• Given task: Look for "want" in the listing below. Gather each line that contains it.

• Records for processing:
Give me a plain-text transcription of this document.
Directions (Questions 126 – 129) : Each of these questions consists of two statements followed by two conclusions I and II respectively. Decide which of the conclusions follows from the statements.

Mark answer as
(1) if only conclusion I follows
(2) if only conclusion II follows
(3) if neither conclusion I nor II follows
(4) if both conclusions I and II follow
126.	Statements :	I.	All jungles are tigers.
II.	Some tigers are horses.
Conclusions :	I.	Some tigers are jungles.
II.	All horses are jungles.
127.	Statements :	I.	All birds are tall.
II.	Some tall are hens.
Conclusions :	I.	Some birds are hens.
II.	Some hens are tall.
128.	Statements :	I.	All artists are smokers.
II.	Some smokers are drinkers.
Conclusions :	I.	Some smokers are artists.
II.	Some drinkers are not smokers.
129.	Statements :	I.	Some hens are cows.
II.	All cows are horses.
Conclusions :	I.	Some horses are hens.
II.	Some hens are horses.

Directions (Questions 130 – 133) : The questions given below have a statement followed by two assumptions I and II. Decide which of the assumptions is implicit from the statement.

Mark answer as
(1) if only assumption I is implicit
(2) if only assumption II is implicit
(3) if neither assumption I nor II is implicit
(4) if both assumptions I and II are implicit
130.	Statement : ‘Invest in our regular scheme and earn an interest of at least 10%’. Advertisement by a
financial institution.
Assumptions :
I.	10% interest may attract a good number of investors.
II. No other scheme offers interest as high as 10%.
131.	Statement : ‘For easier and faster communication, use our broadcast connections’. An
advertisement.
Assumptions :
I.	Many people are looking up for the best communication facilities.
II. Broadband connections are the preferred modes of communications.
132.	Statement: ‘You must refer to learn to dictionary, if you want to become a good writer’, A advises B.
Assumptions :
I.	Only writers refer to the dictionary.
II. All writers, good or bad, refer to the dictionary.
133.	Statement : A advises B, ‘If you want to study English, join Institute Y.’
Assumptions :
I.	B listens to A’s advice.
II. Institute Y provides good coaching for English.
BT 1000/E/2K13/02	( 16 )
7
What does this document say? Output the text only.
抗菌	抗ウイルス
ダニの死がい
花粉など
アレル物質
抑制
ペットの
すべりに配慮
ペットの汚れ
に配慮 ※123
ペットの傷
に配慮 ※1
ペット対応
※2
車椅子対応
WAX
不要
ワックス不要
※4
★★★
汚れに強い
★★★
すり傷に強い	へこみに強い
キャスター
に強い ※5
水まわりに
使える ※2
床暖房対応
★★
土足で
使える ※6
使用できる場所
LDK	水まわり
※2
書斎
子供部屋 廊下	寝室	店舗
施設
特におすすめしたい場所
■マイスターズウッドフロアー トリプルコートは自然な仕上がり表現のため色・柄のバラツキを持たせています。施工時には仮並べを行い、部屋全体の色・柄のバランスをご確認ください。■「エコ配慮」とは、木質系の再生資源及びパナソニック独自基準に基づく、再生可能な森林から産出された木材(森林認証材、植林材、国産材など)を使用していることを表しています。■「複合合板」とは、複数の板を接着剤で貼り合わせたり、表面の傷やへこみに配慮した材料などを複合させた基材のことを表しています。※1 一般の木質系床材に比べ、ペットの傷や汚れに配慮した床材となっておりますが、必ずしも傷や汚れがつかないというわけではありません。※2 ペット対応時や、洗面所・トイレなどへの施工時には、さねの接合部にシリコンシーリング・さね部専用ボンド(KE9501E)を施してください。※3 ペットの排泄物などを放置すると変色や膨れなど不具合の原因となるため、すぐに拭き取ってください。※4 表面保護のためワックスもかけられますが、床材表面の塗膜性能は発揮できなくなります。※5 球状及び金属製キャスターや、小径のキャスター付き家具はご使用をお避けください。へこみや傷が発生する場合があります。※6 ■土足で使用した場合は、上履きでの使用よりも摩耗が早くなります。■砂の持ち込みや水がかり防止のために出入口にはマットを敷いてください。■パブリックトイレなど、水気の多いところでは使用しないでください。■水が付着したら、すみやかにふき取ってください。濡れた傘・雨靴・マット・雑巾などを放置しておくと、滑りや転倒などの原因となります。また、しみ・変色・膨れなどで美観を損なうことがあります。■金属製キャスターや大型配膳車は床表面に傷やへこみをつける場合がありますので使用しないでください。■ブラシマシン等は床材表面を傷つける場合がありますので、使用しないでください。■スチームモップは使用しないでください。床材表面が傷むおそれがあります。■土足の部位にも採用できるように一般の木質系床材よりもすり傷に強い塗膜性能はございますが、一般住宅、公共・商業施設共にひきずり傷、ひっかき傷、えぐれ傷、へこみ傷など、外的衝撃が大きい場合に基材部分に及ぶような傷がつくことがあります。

• Full solution:
132.	Statement: ‘You must refer to learn to dictionary, if you want to become a good writer’, A advises B.
133.	Statement : A advises B, ‘If you want to study English, join Institute Y.’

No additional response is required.